▶ JOB:
Go through the entries below and retype them exactly, omitting each picture.
----- GIVEN DATA -----
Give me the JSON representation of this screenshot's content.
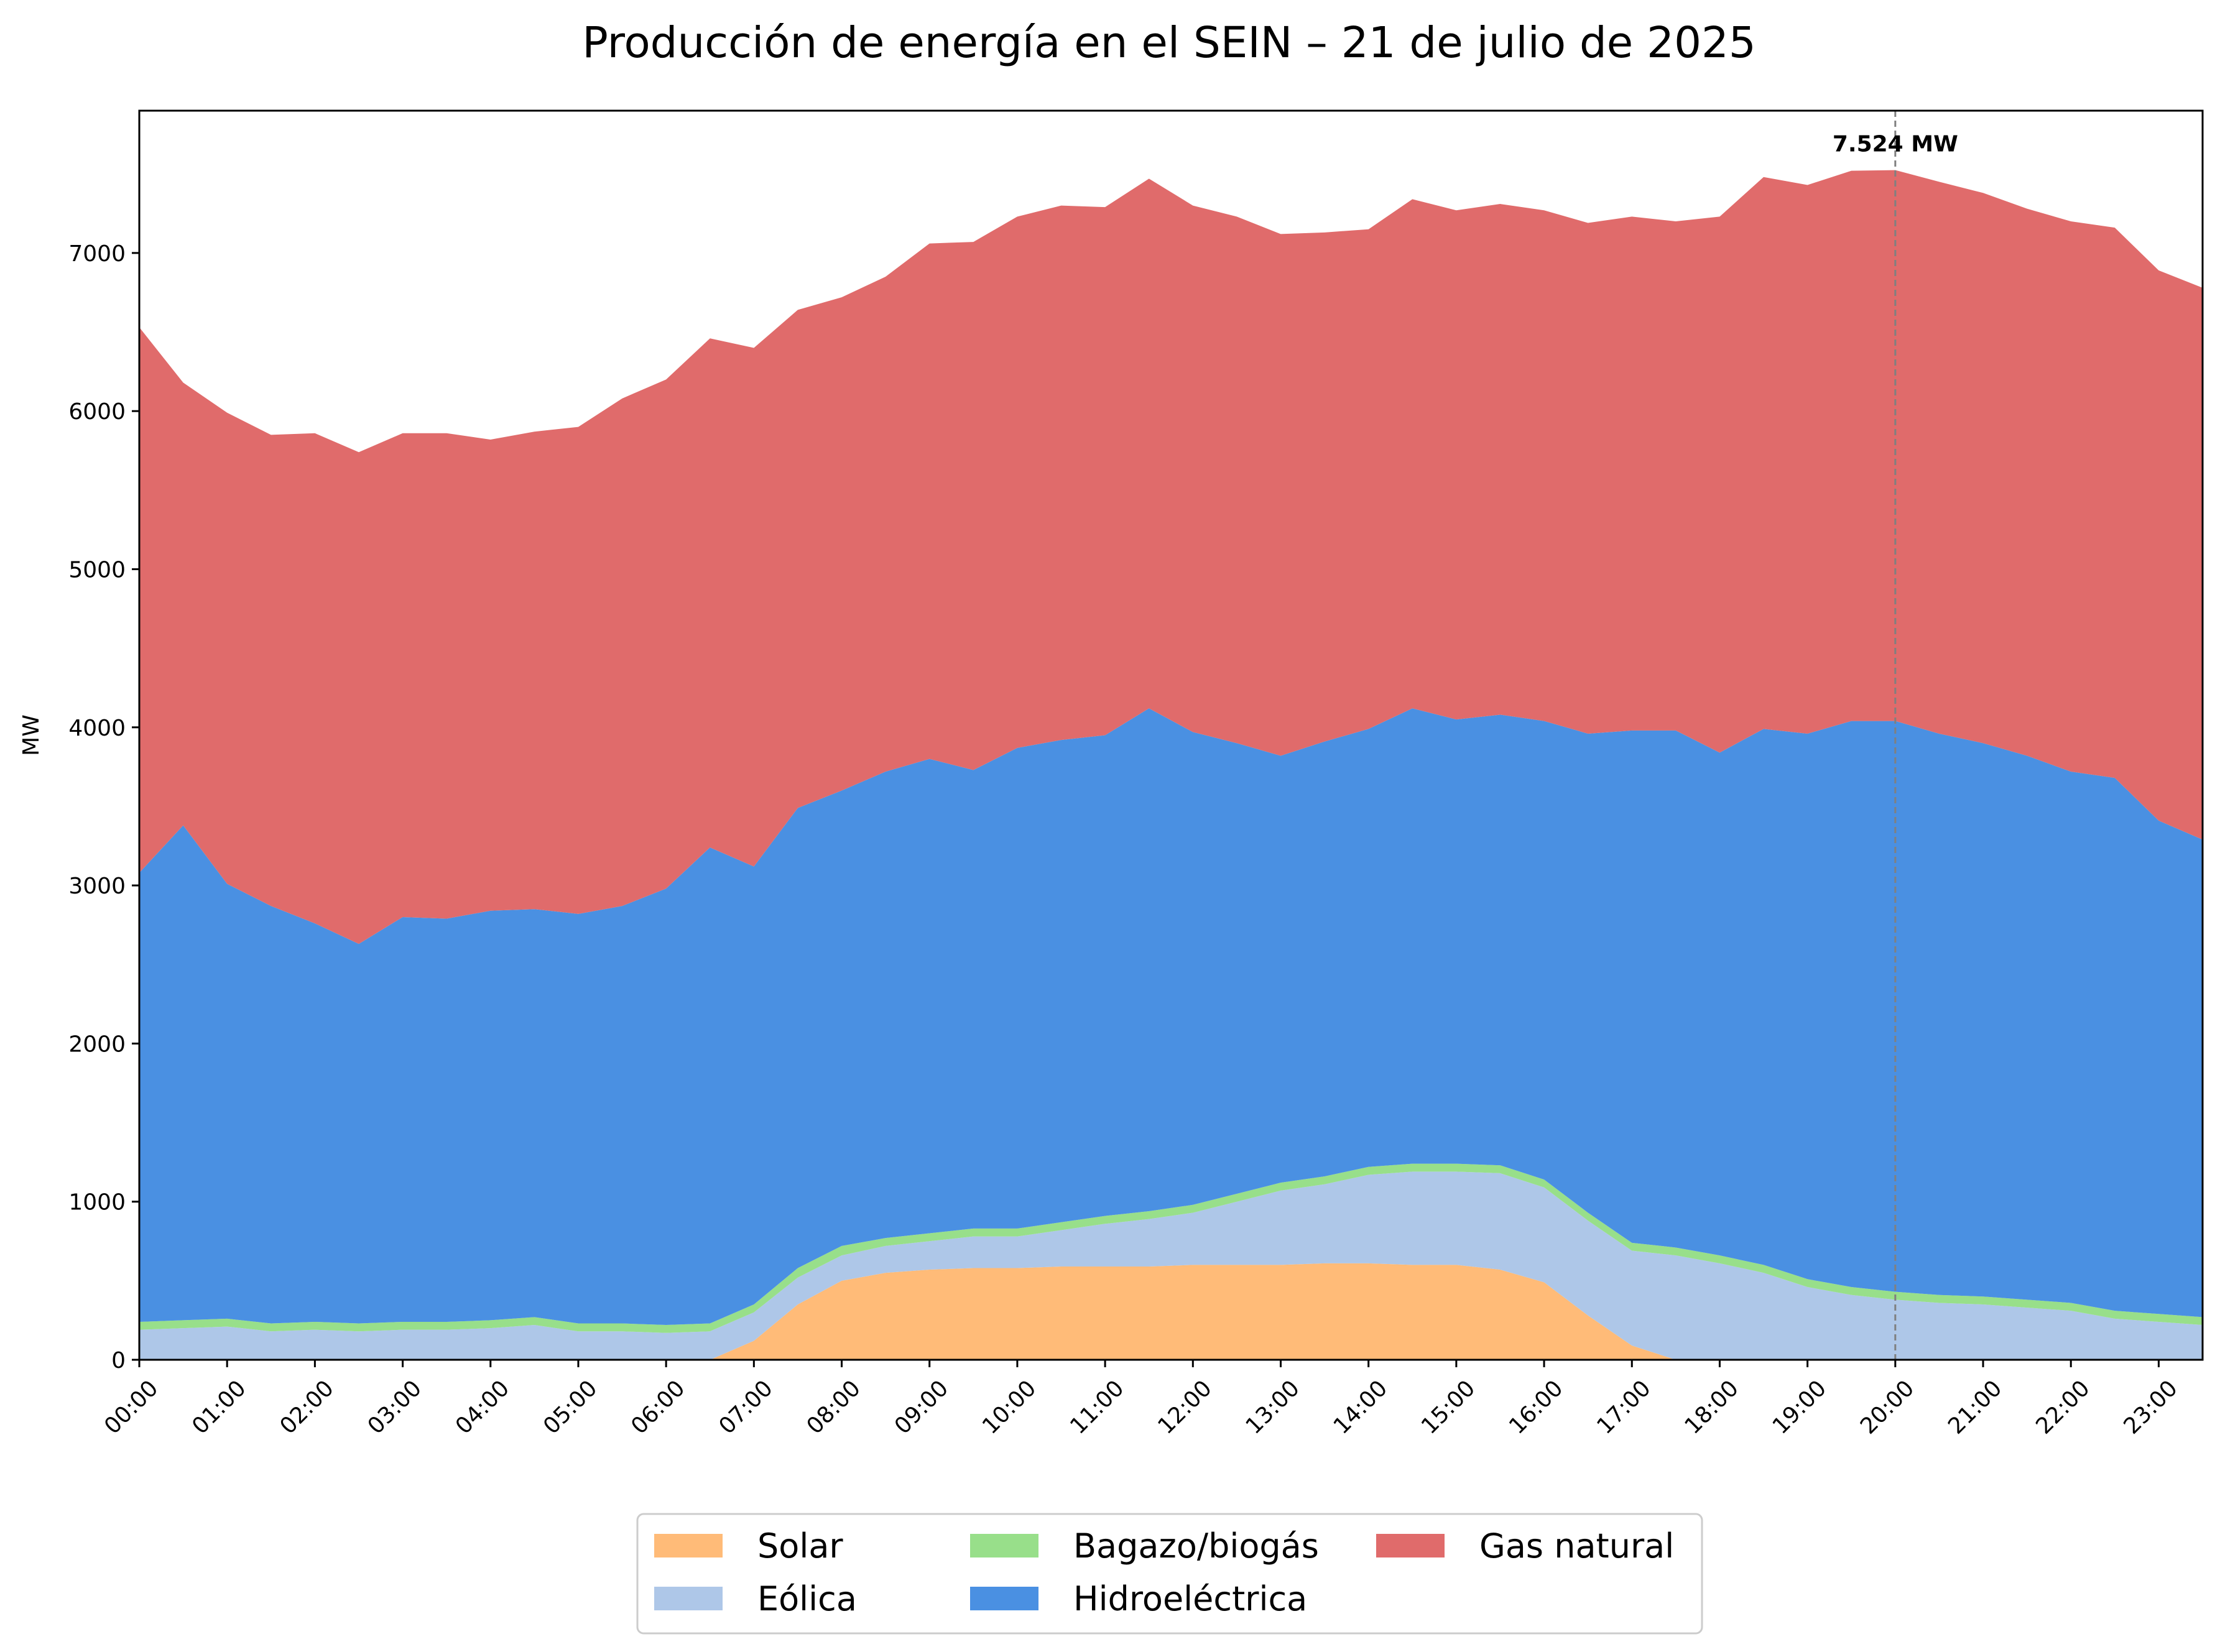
{
  "chart_data": {
    "type": "area",
    "stacked": true,
    "title": "Producción de energía en el SEIN – 21 de julio de 2025",
    "xlabel": "",
    "ylabel": "MW",
    "ylim": [
      0,
      7900
    ],
    "yticks": [
      0,
      1000,
      2000,
      3000,
      4000,
      5000,
      6000,
      7000
    ],
    "ytick_labels": [
      "0",
      "1000",
      "2000",
      "3000",
      "4000",
      "5000",
      "6000",
      "7000"
    ],
    "xtick_labels": [
      "00:00",
      "01:00",
      "02:00",
      "03:00",
      "04:00",
      "05:00",
      "06:00",
      "07:00",
      "08:00",
      "09:00",
      "10:00",
      "11:00",
      "12:00",
      "13:00",
      "14:00",
      "15:00",
      "16:00",
      "17:00",
      "18:00",
      "19:00",
      "20:00",
      "21:00",
      "22:00",
      "23:00"
    ],
    "x": [
      "00:00",
      "00:30",
      "01:00",
      "01:30",
      "02:00",
      "02:30",
      "03:00",
      "03:30",
      "04:00",
      "04:30",
      "05:00",
      "05:30",
      "06:00",
      "06:30",
      "07:00",
      "07:30",
      "08:00",
      "08:30",
      "09:00",
      "09:30",
      "10:00",
      "10:30",
      "11:00",
      "11:30",
      "12:00",
      "12:30",
      "13:00",
      "13:30",
      "14:00",
      "14:30",
      "15:00",
      "15:30",
      "16:00",
      "16:30",
      "17:00",
      "17:30",
      "18:00",
      "18:30",
      "19:00",
      "19:30",
      "20:00",
      "20:30",
      "21:00",
      "21:30",
      "22:00",
      "22:30",
      "23:00",
      "23:30"
    ],
    "series": [
      {
        "name": "Solar",
        "color": "#ffbb78",
        "values": [
          0,
          0,
          0,
          0,
          0,
          0,
          0,
          0,
          0,
          0,
          0,
          0,
          0,
          0,
          120,
          350,
          500,
          550,
          570,
          580,
          580,
          590,
          590,
          590,
          600,
          600,
          600,
          610,
          610,
          600,
          600,
          570,
          490,
          280,
          90,
          0,
          0,
          0,
          0,
          0,
          0,
          0,
          0,
          0,
          0,
          0,
          0,
          0
        ]
      },
      {
        "name": "Eólica",
        "color": "#aec7e8",
        "values": [
          190,
          200,
          210,
          180,
          190,
          180,
          190,
          190,
          200,
          220,
          180,
          180,
          170,
          180,
          180,
          170,
          160,
          170,
          180,
          200,
          200,
          230,
          270,
          300,
          330,
          400,
          470,
          500,
          560,
          590,
          590,
          610,
          600,
          600,
          600,
          660,
          610,
          550,
          460,
          410,
          380,
          360,
          350,
          330,
          310,
          260,
          240,
          220
        ]
      },
      {
        "name": "Bagazo/biogás",
        "color": "#98df8a",
        "values": [
          50,
          50,
          50,
          50,
          50,
          50,
          50,
          50,
          50,
          50,
          50,
          50,
          50,
          50,
          50,
          60,
          60,
          50,
          50,
          50,
          50,
          50,
          50,
          50,
          50,
          50,
          50,
          50,
          50,
          50,
          50,
          50,
          50,
          50,
          50,
          50,
          50,
          50,
          50,
          50,
          50,
          50,
          50,
          50,
          50,
          50,
          50,
          50
        ]
      },
      {
        "name": "Hidroeléctrica",
        "color": "#4a90e2",
        "values": [
          2840,
          3130,
          2750,
          2640,
          2520,
          2400,
          2560,
          2550,
          2590,
          2580,
          2590,
          2640,
          2760,
          3010,
          2770,
          2910,
          2880,
          2950,
          3000,
          2900,
          3040,
          3050,
          3040,
          3180,
          2990,
          2850,
          2700,
          2750,
          2770,
          2880,
          2810,
          2850,
          2900,
          3030,
          3240,
          3270,
          3180,
          3390,
          3450,
          3580,
          3610,
          3550,
          3500,
          3440,
          3360,
          3370,
          3120,
          3020
        ]
      },
      {
        "name": "Gas natural",
        "color": "#e06b6b",
        "values": [
          3450,
          2800,
          2980,
          2980,
          3100,
          3110,
          3060,
          3070,
          2980,
          3020,
          3080,
          3210,
          3220,
          3220,
          3280,
          3150,
          3120,
          3130,
          3260,
          3340,
          3360,
          3380,
          3340,
          3350,
          3330,
          3330,
          3300,
          3220,
          3160,
          3220,
          3220,
          3230,
          3230,
          3230,
          3250,
          3220,
          3390,
          3490,
          3470,
          3480,
          3484,
          3490,
          3480,
          3460,
          3480,
          3480,
          3480,
          3490
        ]
      }
    ],
    "annotation": {
      "x": "20:00",
      "y": 7524,
      "label": "7.524 MW"
    },
    "grid": false,
    "legend_position": "bottom-center",
    "legend_labels": {
      "solar": "Solar",
      "eolica": "Eólica",
      "bagazo": "Bagazo/biogás",
      "hidro": "Hidroeléctrica",
      "gas": "Gas natural"
    },
    "colors": {
      "solar": "#ffbb78",
      "eolica": "#aec7e8",
      "bagazo": "#98df8a",
      "hidro": "#4a90e2",
      "gas": "#e06b6b"
    }
  }
}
-----
▶ SOLUTION TO THIS TASK:
Give me the JSON representation of this screenshot's content.
{
  "chart_data": {
    "type": "area",
    "stacked": true,
    "title": "Producción de energía en el SEIN – 21 de julio de 2025",
    "xlabel": "",
    "ylabel": "MW",
    "ylim": [
      0,
      7900
    ],
    "yticks": [
      0,
      1000,
      2000,
      3000,
      4000,
      5000,
      6000,
      7000
    ],
    "ytick_labels": [
      "0",
      "1000",
      "2000",
      "3000",
      "4000",
      "5000",
      "6000",
      "7000"
    ],
    "xtick_labels": [
      "00:00",
      "01:00",
      "02:00",
      "03:00",
      "04:00",
      "05:00",
      "06:00",
      "07:00",
      "08:00",
      "09:00",
      "10:00",
      "11:00",
      "12:00",
      "13:00",
      "14:00",
      "15:00",
      "16:00",
      "17:00",
      "18:00",
      "19:00",
      "20:00",
      "21:00",
      "22:00",
      "23:00"
    ],
    "x": [
      "00:00",
      "00:30",
      "01:00",
      "01:30",
      "02:00",
      "02:30",
      "03:00",
      "03:30",
      "04:00",
      "04:30",
      "05:00",
      "05:30",
      "06:00",
      "06:30",
      "07:00",
      "07:30",
      "08:00",
      "08:30",
      "09:00",
      "09:30",
      "10:00",
      "10:30",
      "11:00",
      "11:30",
      "12:00",
      "12:30",
      "13:00",
      "13:30",
      "14:00",
      "14:30",
      "15:00",
      "15:30",
      "16:00",
      "16:30",
      "17:00",
      "17:30",
      "18:00",
      "18:30",
      "19:00",
      "19:30",
      "20:00",
      "20:30",
      "21:00",
      "21:30",
      "22:00",
      "22:30",
      "23:00",
      "23:30"
    ],
    "series": [
      {
        "name": "Solar",
        "color": "#ffbb78",
        "values": [
          0,
          0,
          0,
          0,
          0,
          0,
          0,
          0,
          0,
          0,
          0,
          0,
          0,
          0,
          120,
          350,
          500,
          550,
          570,
          580,
          580,
          590,
          590,
          590,
          600,
          600,
          600,
          610,
          610,
          600,
          600,
          570,
          490,
          280,
          90,
          0,
          0,
          0,
          0,
          0,
          0,
          0,
          0,
          0,
          0,
          0,
          0,
          0
        ]
      },
      {
        "name": "Eólica",
        "color": "#aec7e8",
        "values": [
          190,
          200,
          210,
          180,
          190,
          180,
          190,
          190,
          200,
          220,
          180,
          180,
          170,
          180,
          180,
          170,
          160,
          170,
          180,
          200,
          200,
          230,
          270,
          300,
          330,
          400,
          470,
          500,
          560,
          590,
          590,
          610,
          600,
          600,
          600,
          660,
          610,
          550,
          460,
          410,
          380,
          360,
          350,
          330,
          310,
          260,
          240,
          220
        ]
      },
      {
        "name": "Bagazo/biogás",
        "color": "#98df8a",
        "values": [
          50,
          50,
          50,
          50,
          50,
          50,
          50,
          50,
          50,
          50,
          50,
          50,
          50,
          50,
          50,
          60,
          60,
          50,
          50,
          50,
          50,
          50,
          50,
          50,
          50,
          50,
          50,
          50,
          50,
          50,
          50,
          50,
          50,
          50,
          50,
          50,
          50,
          50,
          50,
          50,
          50,
          50,
          50,
          50,
          50,
          50,
          50,
          50
        ]
      },
      {
        "name": "Hidroeléctrica",
        "color": "#4a90e2",
        "values": [
          2840,
          3130,
          2750,
          2640,
          2520,
          2400,
          2560,
          2550,
          2590,
          2580,
          2590,
          2640,
          2760,
          3010,
          2770,
          2910,
          2880,
          2950,
          3000,
          2900,
          3040,
          3050,
          3040,
          3180,
          2990,
          2850,
          2700,
          2750,
          2770,
          2880,
          2810,
          2850,
          2900,
          3030,
          3240,
          3270,
          3180,
          3390,
          3450,
          3580,
          3610,
          3550,
          3500,
          3440,
          3360,
          3370,
          3120,
          3020
        ]
      },
      {
        "name": "Gas natural",
        "color": "#e06b6b",
        "values": [
          3450,
          2800,
          2980,
          2980,
          3100,
          3110,
          3060,
          3070,
          2980,
          3020,
          3080,
          3210,
          3220,
          3220,
          3280,
          3150,
          3120,
          3130,
          3260,
          3340,
          3360,
          3380,
          3340,
          3350,
          3330,
          3330,
          3300,
          3220,
          3160,
          3220,
          3220,
          3230,
          3230,
          3230,
          3250,
          3220,
          3390,
          3490,
          3470,
          3480,
          3484,
          3490,
          3480,
          3460,
          3480,
          3480,
          3480,
          3490
        ]
      }
    ],
    "annotation": {
      "x": "20:00",
      "y": 7524,
      "label": "7.524 MW"
    },
    "grid": false,
    "legend_position": "bottom-center",
    "legend_labels": {
      "solar": "Solar",
      "eolica": "Eólica",
      "bagazo": "Bagazo/biogás",
      "hidro": "Hidroeléctrica",
      "gas": "Gas natural"
    },
    "colors": {
      "solar": "#ffbb78",
      "eolica": "#aec7e8",
      "bagazo": "#98df8a",
      "hidro": "#4a90e2",
      "gas": "#e06b6b"
    }
  }
}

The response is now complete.